* [Data excerpts]:
• • • • •

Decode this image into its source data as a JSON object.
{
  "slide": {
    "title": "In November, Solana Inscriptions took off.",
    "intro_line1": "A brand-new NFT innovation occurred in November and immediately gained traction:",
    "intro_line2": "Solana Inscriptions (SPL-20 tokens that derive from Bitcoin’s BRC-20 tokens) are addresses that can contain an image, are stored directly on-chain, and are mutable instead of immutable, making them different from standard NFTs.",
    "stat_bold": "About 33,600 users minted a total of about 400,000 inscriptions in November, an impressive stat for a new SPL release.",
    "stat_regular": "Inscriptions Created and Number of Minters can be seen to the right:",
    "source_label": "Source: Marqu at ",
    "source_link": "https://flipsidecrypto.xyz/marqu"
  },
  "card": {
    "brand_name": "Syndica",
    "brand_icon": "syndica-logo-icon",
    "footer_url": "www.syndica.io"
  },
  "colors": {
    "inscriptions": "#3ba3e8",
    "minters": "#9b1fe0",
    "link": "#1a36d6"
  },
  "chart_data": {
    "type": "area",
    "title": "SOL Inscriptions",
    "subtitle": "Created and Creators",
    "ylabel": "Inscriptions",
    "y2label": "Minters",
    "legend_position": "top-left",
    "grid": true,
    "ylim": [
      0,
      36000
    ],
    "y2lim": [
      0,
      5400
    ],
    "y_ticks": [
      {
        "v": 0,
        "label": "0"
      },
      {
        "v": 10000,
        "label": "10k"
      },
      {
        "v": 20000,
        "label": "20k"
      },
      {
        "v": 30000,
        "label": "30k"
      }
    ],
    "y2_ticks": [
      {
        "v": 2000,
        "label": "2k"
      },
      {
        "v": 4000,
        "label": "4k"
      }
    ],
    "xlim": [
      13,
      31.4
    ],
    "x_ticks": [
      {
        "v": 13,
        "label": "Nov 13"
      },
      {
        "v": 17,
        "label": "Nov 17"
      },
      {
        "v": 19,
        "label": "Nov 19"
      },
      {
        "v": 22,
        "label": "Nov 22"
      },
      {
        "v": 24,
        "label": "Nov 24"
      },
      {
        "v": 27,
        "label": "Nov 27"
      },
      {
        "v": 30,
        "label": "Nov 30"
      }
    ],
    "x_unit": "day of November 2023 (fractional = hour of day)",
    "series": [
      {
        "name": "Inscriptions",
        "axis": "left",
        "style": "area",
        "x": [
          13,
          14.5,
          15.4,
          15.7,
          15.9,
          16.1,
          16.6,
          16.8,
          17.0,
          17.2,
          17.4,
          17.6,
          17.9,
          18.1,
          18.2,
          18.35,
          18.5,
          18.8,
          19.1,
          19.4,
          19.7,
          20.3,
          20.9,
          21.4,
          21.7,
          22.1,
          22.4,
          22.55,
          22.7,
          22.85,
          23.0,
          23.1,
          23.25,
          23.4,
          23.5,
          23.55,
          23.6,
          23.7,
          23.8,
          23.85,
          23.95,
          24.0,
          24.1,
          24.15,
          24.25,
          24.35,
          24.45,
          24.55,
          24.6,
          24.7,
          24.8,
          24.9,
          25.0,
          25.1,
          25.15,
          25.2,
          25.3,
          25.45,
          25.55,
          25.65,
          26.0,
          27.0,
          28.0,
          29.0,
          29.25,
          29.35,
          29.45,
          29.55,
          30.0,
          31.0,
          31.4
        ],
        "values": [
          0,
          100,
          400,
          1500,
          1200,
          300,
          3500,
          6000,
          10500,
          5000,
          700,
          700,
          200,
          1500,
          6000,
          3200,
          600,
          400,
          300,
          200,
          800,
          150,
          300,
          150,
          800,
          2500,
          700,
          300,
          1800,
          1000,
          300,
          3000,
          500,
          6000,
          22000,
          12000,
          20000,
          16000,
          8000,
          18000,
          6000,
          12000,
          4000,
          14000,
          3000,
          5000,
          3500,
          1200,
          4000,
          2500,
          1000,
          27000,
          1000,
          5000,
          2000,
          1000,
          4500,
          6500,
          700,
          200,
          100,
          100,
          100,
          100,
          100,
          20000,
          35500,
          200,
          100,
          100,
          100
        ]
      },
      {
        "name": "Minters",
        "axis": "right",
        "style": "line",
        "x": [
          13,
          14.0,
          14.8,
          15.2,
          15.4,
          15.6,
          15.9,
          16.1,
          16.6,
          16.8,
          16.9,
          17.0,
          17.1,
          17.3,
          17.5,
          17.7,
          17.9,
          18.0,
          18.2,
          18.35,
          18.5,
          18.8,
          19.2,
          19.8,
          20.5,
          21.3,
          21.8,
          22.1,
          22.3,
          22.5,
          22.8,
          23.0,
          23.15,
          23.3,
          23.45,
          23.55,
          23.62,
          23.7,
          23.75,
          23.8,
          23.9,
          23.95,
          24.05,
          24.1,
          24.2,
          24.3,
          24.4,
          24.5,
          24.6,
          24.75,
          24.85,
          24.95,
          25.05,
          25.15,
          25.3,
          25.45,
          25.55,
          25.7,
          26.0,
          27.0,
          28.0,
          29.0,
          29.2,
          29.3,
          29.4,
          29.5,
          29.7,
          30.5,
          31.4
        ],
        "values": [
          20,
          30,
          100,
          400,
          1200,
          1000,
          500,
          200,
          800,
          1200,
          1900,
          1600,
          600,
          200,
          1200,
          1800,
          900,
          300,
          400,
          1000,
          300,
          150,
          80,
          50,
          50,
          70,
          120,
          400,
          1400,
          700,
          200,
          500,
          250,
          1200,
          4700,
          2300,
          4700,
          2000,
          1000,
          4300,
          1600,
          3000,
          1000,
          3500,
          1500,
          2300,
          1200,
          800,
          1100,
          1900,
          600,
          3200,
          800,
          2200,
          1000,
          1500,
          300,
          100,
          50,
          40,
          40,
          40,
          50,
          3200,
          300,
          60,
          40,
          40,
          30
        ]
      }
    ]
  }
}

• • • • •

Gather every line from the listing above in which the word "Created" appears.

    "stat_regular": "Inscriptions Created and Number of Minters can be seen to the right:",
    "subtitle": "Created and Creators",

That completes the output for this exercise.